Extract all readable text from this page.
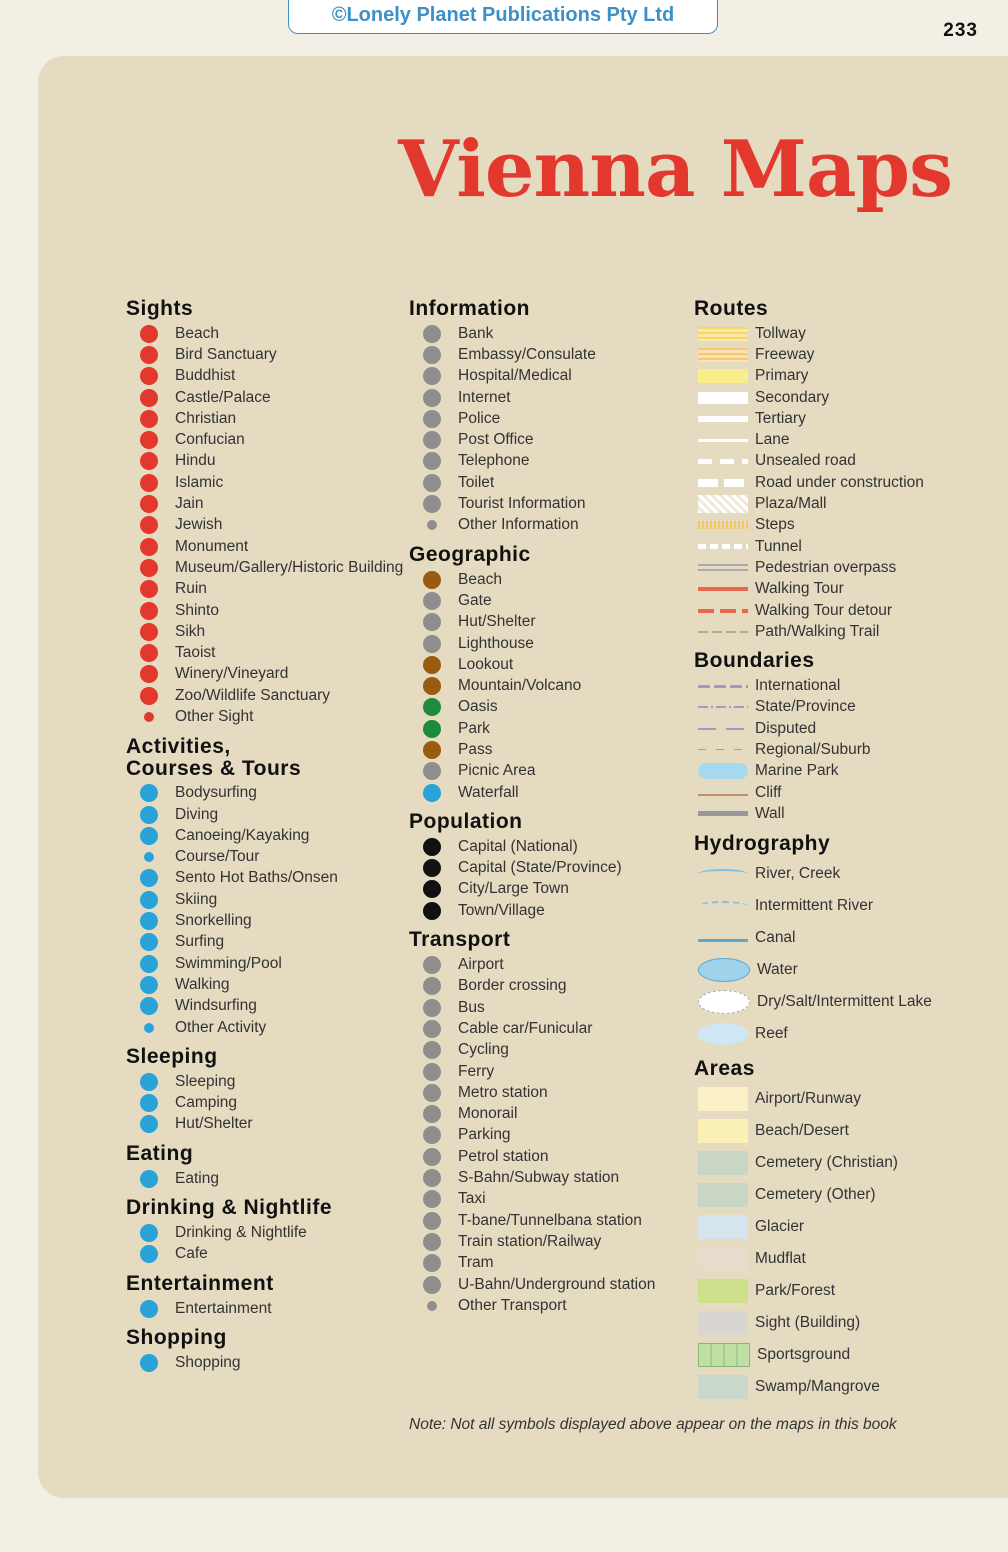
©Lonely Planet Publications Pty Ltd
233
Vienna Maps
Sights
Beach
Bird Sanctuary
Buddhist
Castle/Palace
Christian
Confucian
Hindu
Islamic
Jain
Jewish
Monument
Museum/Gallery/Historic Building
Ruin
Shinto
Sikh
Taoist
Winery/Vineyard
Zoo/Wildlife Sanctuary
Other Sight
Activities,
Courses & Tours
Bodysurfing
Diving
Canoeing/Kayaking
Course/Tour
Sento Hot Baths/Onsen
Skiing
Snorkelling
Surfing
Swimming/Pool
Walking
Windsurfing
Other Activity
Sleeping
Sleeping
Camping
Hut/Shelter
Eating
Eating
Drinking & Nightlife
Drinking & Nightlife
Cafe
Entertainment
Entertainment
Shopping
Shopping
Information
Bank
Embassy/Consulate
Hospital/Medical
Internet
Police
Post Office
Telephone
Toilet
Tourist Information
Other Information
Geographic
Beach
Gate
Hut/Shelter
Lighthouse
Lookout
Mountain/Volcano
Oasis
Park
Pass
Picnic Area
Waterfall
Population
Capital (National)
Capital (State/Province)
City/Large Town
Town/Village
Transport
Airport
Border crossing
Bus
Cable car/Funicular
Cycling
Ferry
Metro station
Monorail
Parking
Petrol station
S-Bahn/Subway station
Taxi
T-bane/Tunnelbana station
Train station/Railway
Tram
U-Bahn/Underground station
Other Transport
Routes
Tollway
Freeway
Primary
Secondary
Tertiary
Lane
Unsealed road
Road under construction
Plaza/Mall
Steps
Tunnel
Pedestrian overpass
Walking Tour
Walking Tour detour
Path/Walking Trail
Boundaries
International
State/Province
Disputed
Regional/Suburb
Marine Park
Cliff
Wall
Hydrography
River, Creek
Intermittent River
Canal
Water
Dry/Salt/Intermittent Lake
Reef
Areas
Airport/Runway
Beach/Desert
Cemetery (Christian)
Cemetery (Other)
Glacier
Mudflat
Park/Forest
Sight (Building)
Sportsground
Swamp/Mangrove
Note: Not all symbols displayed above appear on the maps in this book
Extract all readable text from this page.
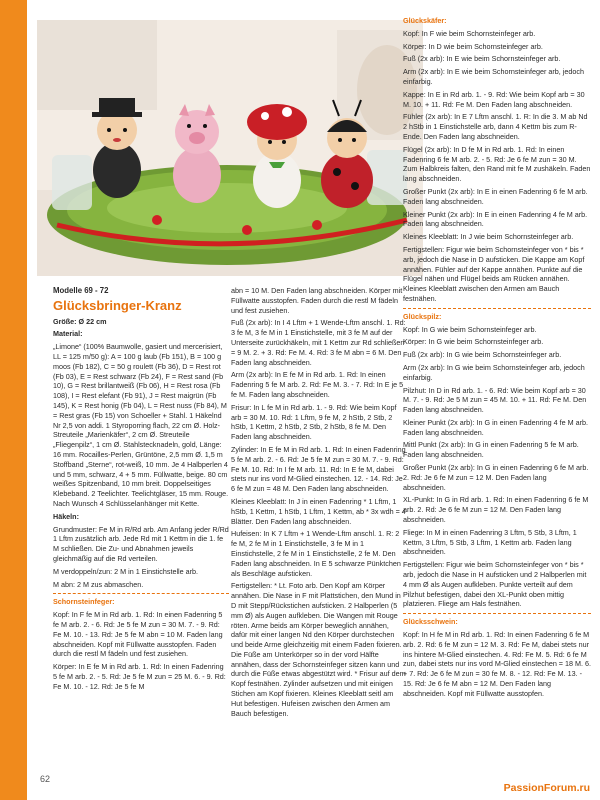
Modelle 69 - 72
Glücksbringer-Kranz

Größe: Ø 22 cm

Material:

„Limone“ (100% Baumwolle, gasiert und mercerisiert, LL = 125 m/50 g): A = 100 g laub (Fb 151), B = 100 g moos (Fb 182), C = 50 g roulett (Fb 36), D = Rest rot (Fb 03), E = Rest schwarz (Fb 24), F = Rest sand (Fb 10), G = Rest brillantweiß (Fb 06), H = Rest rosa (Fb 108), I = Rest elefant (Fb 91), J = Rest maigrün (Fb 145), K = Rest honig (Fb 04), L = Rest nuss (Fb 84), M = Rest gras (Fb 15) von Schoeller + Stahl. 1 Häkelnd Nr 2,5 von addi. 1 Styroporring flach, 22 cm Ø. Holz-Streuteile „Marienkäfer“, 2 cm Ø. Streuteile „Fliegenpilz“, 1 cm Ø. Stahlstecknadeln, gold, Länge: 16 mm. Rocailles-Perlen, Grüntöne, 2,5 mm Ø. 1,5 m Stoffband „Sterne“, rot-weiß, 10 mm. Je 4 Halbperlen 4 und 5 mm, schwarz, 4 + 5 mm. Füllwatte, beige. 80 cm weißes Spitzenband, 10 mm breit. Doppelseitiges Klebeband. 2 Teelichter. Teelichtgläser, 15 mm. Rouge. Nach Wunsch 4 Schlüsselanhänger mit Kette.

Häkeln:

Grundmuster: Fe M in R/Rd arb. Am Anfang jeder R/Rd 1 Lftm zusätzlich arb. Jede Rd mit 1 Kettm in die 1. fe M schließen. Die Zu- und Abnahmen jeweils gleichmäßig auf die Rd verteilen.

M verdoppeln/zun: 2 M in 1 Einstichstelle arb.

M abn: 2 M zus abmaschen.

Schornsteinfeger:

Kopf: In F fe M in Rd arb. 1. Rd: In einen Fadenring 5 fe M arb. 2. - 6. Rd: Je 5 fe M zun = 30 M. 7. - 9. Rd: Fe M. 10. - 13. Rd: Je 5 fe M abn = 10 M. Faden lang abschneiden. Kopf mit Füllwatte ausstopfen. Faden durch die restl M fädeln und fest zusiehen.

Körper: In E fe M in Rd arb. 1. Rd: In einen Fadenring 5 fe M arb. 2. - 5. Rd: Je 5 fe M zun = 25 M. 6. - 9. Rd: Fe M. 10. - 12. Rd: Je 5 fe M

abn = 10 M. Den Faden lang abschneiden. Körper mit Füllwatte ausstopfen. Faden durch die restl M fädeln und fest zusiehen.

Fuß (2x arb): In I 4 Lftm + 1 Wende-Lftm anschl. 1. Rd: 3 fe M, 3 fe M in 1 Einstichstelle, mit 3 fe M auf der Unterseite zurückhäkeln, mit 1 Kettm zur Rd schließen = 9 M. 2. + 3. Rd: Fe M. 4. Rd: 3 fe M abn = 6 M. Den Faden lang abschneiden.

Arm (2x arb): In E fe M in Rd arb. 1. Rd: In einen Fadenring 5 fe M arb. 2. Rd: Fe M. 3. - 7. Rd: In E je 5 fe M. Faden lang abschneiden.

Frisur: In L fe M in Rd arb. 1. - 9. Rd: Wie beim Kopf arb = 30 M. 10. Rd: 1 Lftm, 9 fe M, 2 hStb, 2 Stb, 2 hStb, 1 Kettm, 2 hStb, 2 Stb, 2 hStb, 8 fe M. Den Faden lang abschneiden.

Zylinder: In E fe M in Rd arb. 1. Rd: In einen Fadenring 5 fe M arb. 2. - 6. Rd: Je 5 fe M zun = 30 M. 7. - 9. Rd: Fe M. 10. Rd: In I fe M arb. 11. Rd: In E fe M, dabei stets nur ins vord M-Glied einstechen. 12. - 14. Rd: Je 6 fe M zun = 48 M. Den Faden lang abschneiden.

Kleines Kleeblatt: In J in einen Fadenring * 1 Lftm, 1 hStb, 1 Kettm, 1 hStb, 1 Lftm, 1 Kettm, ab * 3x wdh = 4 Blätter. Den Faden lang abschneiden.

Hufeisen: In K 7 Lftm + 1 Wende-Lftm anschl. 1. R: 2 fe M, 2 fe M in 1 Einstichstelle, 3 fe M in 1 Einstichstelle, 2 fe M in 1 Einstichstelle, 2 fe M. Den Faden lang abschneiden. In E 5 schwarze Pünktchen als Beschläge aufsticken.

Fertigstellen: * Lt. Foto arb. Den Kopf am Körper annähen. Die Nase in F mit Plattstichen, den Mund in D mit Stepp/Rückstichen aufsticken. 2 Halbperlen (5 mm Ø) als Augen aufkleben. Die Wangen mit Rouge röten. Arme beids am Körper beweglich annähen, dafür mit einer langen Nd den Körper durchstechen und beide Arme gleichzeitig mit einem Faden fixieren. Die Füße am Unterkörper so in der vord Hälfte annähen, dass der Schornsteinfeger sitzen kann und durch die Füße etwas abgestützt wird. * Frisur auf dem Kopf festnähen. Zylinder aufsetzen und mit einigen Stichen am Kopf fixieren. Kleines Kleeblatt seitl am Hut befestigen. Hufeisen zwischen den Armen am Bauch befestigen.

Glückskäfer:

Kopf: In F wie beim Schornsteinfeger arb.

Körper: In D wie beim Schornsteinfeger arb.

Fuß (2x arb): In E wie beim Schornsteinfeger arb.

Arm (2x arb): In E wie beim Schornsteinfeger arb, jedoch einfarbig.

Kappe: In E in Rd arb. 1. - 9. Rd: Wie beim Kopf arb = 30 M. 10. + 11. Rd: Fe M. Den Faden lang abschneiden.

Fühler (2x arb): In E 7 Lftm anschl. 1. R: In die 3. M ab Nd 2 hStb in 1 Einstichstelle arb, dann 4 Kettm bis zum R-Ende. Den Faden lang abschneiden.

Flügel (2x arb): In D fe M in Rd arb. 1. Rd: In einen Fadenring 6 fe M arb. 2. - 5. Rd: Je 6 fe M zun = 30 M. Zum Halbkreis falten, den Rand mit fe M zushäkeln. Faden lang abschneiden.

Großer Punkt (2x arb): In E in einen Fadenring 6 fe M arb. Faden lang abschneiden.

Kleiner Punkt (2x arb): In E in einen Fadenring 4 fe M arb. Faden lang abschneiden.

Kleines Kleeblatt: In J wie beim Schornsteinfeger arb.

Fertigstellen: Figur wie beim Schornsteinfeger von * bis * arb, jedoch die Nase in D aufsticken. Die Kappe am Kopf annähen. Fühler auf der Kappe annähen. Punkte auf die Flügel nähen und Flügel beids am Rücken annähen. Kleines Kleeblatt zwischen den Armen am Bauch festnähen.

Glückspilz:

Kopf: In G wie beim Schornsteinfeger arb.

Körper: In G wie beim Schornsteinfeger arb.

Fuß (2x arb): In G wie beim Schornsteinfeger arb.

Arm (2x arb): In G wie beim Schornsteinfeger arb, jedoch einfarbig.

Pilzhut: In D in Rd arb. 1. - 6. Rd: Wie beim Kopf arb = 30 M. 7. - 9. Rd: Je 5 M zun = 45 M. 10. + 11. Rd: Fe M. Den Faden lang abschneiden.

Kleiner Punkt (2x arb): In G in einen Fadenring 4 fe M arb. Faden lang abschneiden.

Mittl Punkt (2x arb): In G in einen Fadenring 5 fe M arb. Faden lang abschneiden.

Großer Punkt (2x arb): In G in einen Fadenring 6 fe M arb. 2. Rd: Je 6 fe M zun = 12 M. Den Faden lang abschneiden.

XL-Punkt: In G in Rd arb. 1. Rd: In einen Fadenring 6 fe M arb. 2. Rd: Je 6 fe M zun = 12 M. Den Faden lang abschneiden.

Fliege: In M in einen Fadenring 3 Lftm, 5 Stb, 3 Lftm, 1 Kettm, 3 Lftm, 5 Stb, 3 Lftm, 1 Kettm arb. Faden lang abschneiden.

Fertigstellen: Figur wie beim Schornsteinfeger von * bis * arb, jedoch die Nase in H aufsticken und 2 Halbperlen mit 4 mm Ø als Augen aufkleben. Punkte verteilt auf dem Pilzhut befestigen, dabei den XL-Punkt oben mittig platzieren. Fliege am Hals festnähen.

Glücksschwein:

Kopf: In H fe M in Rd arb. 1. Rd: In einen Fadenring 6 fe M arb. 2. Rd: 6 fe M zun = 12 M. 3. Rd: Fe M, dabei stets nur ins hintere M-Glied einstechen. 4. Rd: Fe M. 5. Rd: 6 fe M zun, dabei stets nur ins vord M-Glied einstechen = 18 M. 6. + 7. Rd: Je 6 fe M zun = 30 fe M. 8. - 12. Rd: Fe M. 13. - 15. Rd: Je 6 fe M abn = 12 M. Den Faden lang abschneiden. Kopf mit Füllwatte ausstopfen.

62
PassionForum.ru
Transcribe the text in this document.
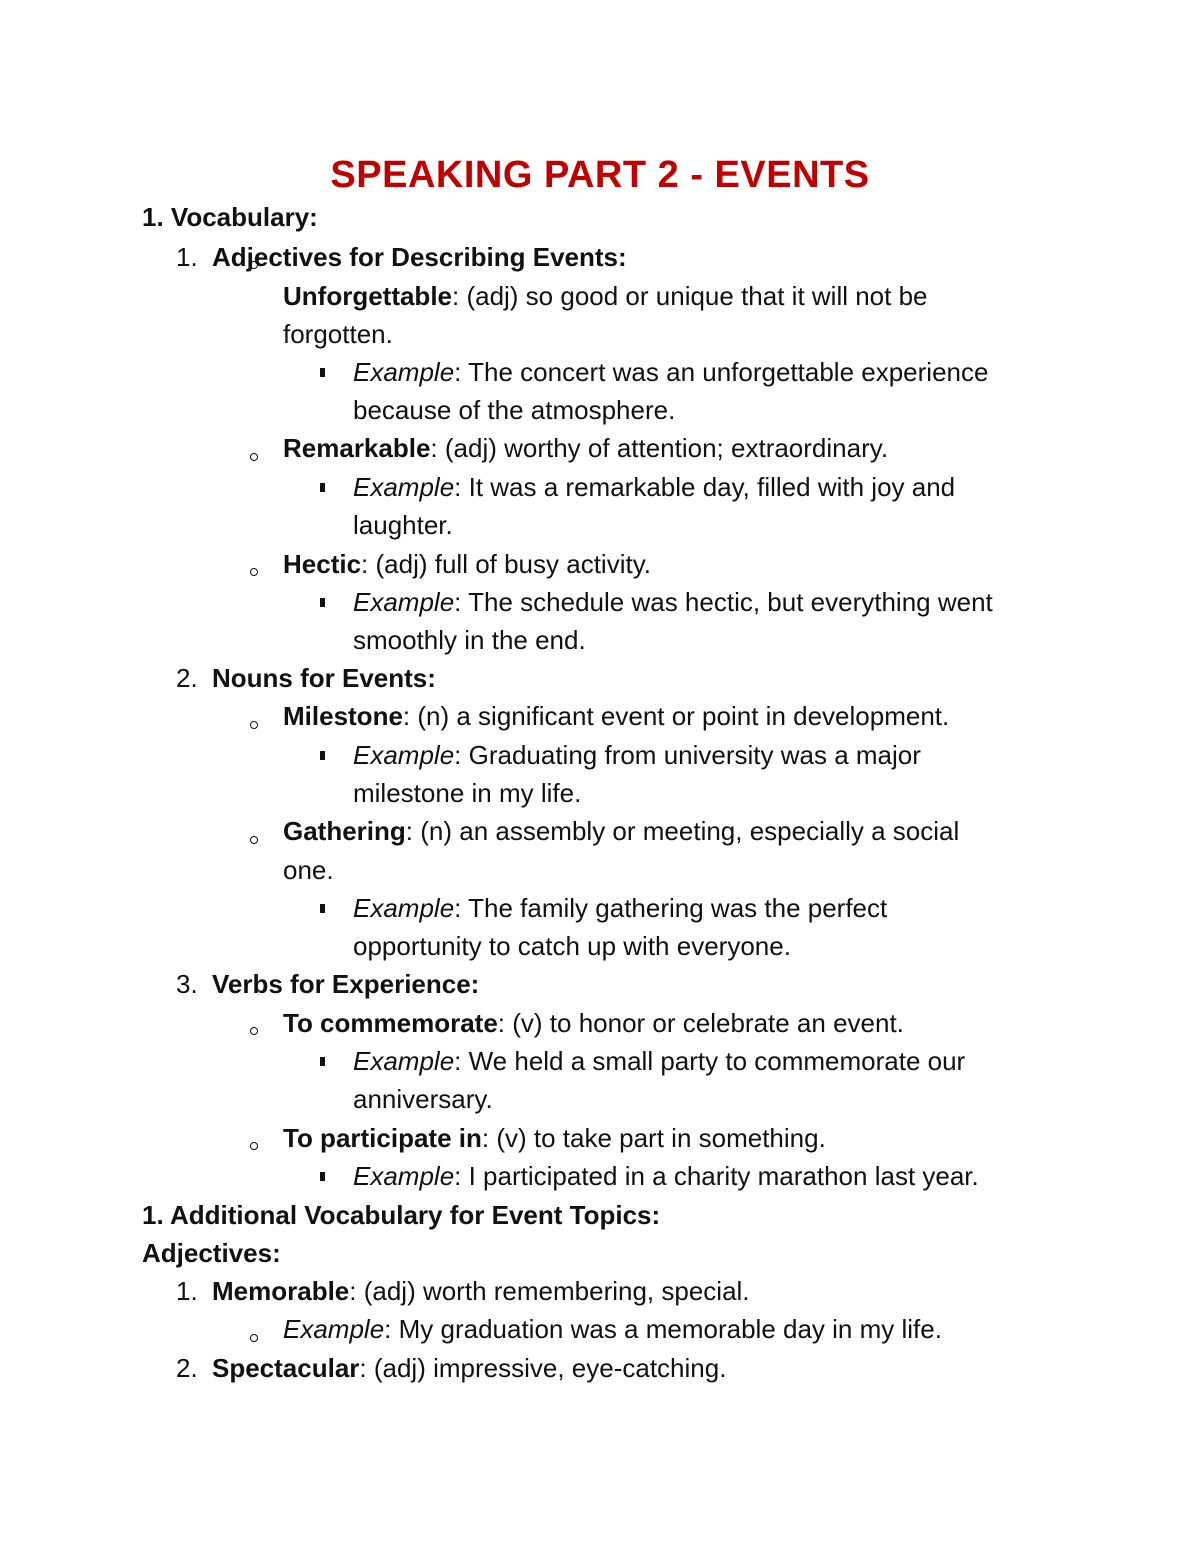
SPEAKING PART 2 - EVENTS
1. Vocabulary:
1. Adjectives for Describing Events:
Unforgettable: (adj) so good or unique that it will not be
forgotten.
Example: The concert was an unforgettable experience
because of the atmosphere.
Remarkable: (adj) worthy of attention; extraordinary.
Example: It was a remarkable day, filled with joy and
laughter.
Hectic: (adj) full of busy activity.
Example: The schedule was hectic, but everything went
smoothly in the end.
2. Nouns for Events:
Milestone: (n) a significant event or point in development.
Example: Graduating from university was a major
milestone in my life.
Gathering: (n) an assembly or meeting, especially a social
one.
Example: The family gathering was the perfect
opportunity to catch up with everyone.
3. Verbs for Experience:
To commemorate: (v) to honor or celebrate an event.
Example: We held a small party to commemorate our
anniversary.
To participate in: (v) to take part in something.
Example: I participated in a charity marathon last year.
1. Additional Vocabulary for Event Topics:
Adjectives:
1. Memorable: (adj) worth remembering, special.
Example: My graduation was a memorable day in my life.
2. Spectacular: (adj) impressive, eye-catching.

++++++++++

> **WHAT THE TASK ASKS**: Copy verbatim the span that opens at the line with "Transcribe the text in this document." and closes at the final line of the listing. Do not carry over any pictures.

> **RESULT OF THE EXERCISE**:
Transcribe the text in this document.
SPEAKING PART 2 - EVENTS
1. Vocabulary:
1. Adjectives for Describing Events:
Unforgettable: (adj) so good or unique that it will not be
forgotten.
Example: The concert was an unforgettable experience
because of the atmosphere.
Remarkable: (adj) worthy of attention; extraordinary.
Example: It was a remarkable day, filled with joy and
laughter.
Hectic: (adj) full of busy activity.
Example: The schedule was hectic, but everything went
smoothly in the end.
2. Nouns for Events:
Milestone: (n) a significant event or point in development.
Example: Graduating from university was a major
milestone in my life.
Gathering: (n) an assembly or meeting, especially a social
one.
Example: The family gathering was the perfect
opportunity to catch up with everyone.
3. Verbs for Experience:
To commemorate: (v) to honor or celebrate an event.
Example: We held a small party to commemorate our
anniversary.
To participate in: (v) to take part in something.
Example: I participated in a charity marathon last year.
1. Additional Vocabulary for Event Topics:
Adjectives:
1. Memorable: (adj) worth remembering, special.
Example: My graduation was a memorable day in my life.
2. Spectacular: (adj) impressive, eye-catching.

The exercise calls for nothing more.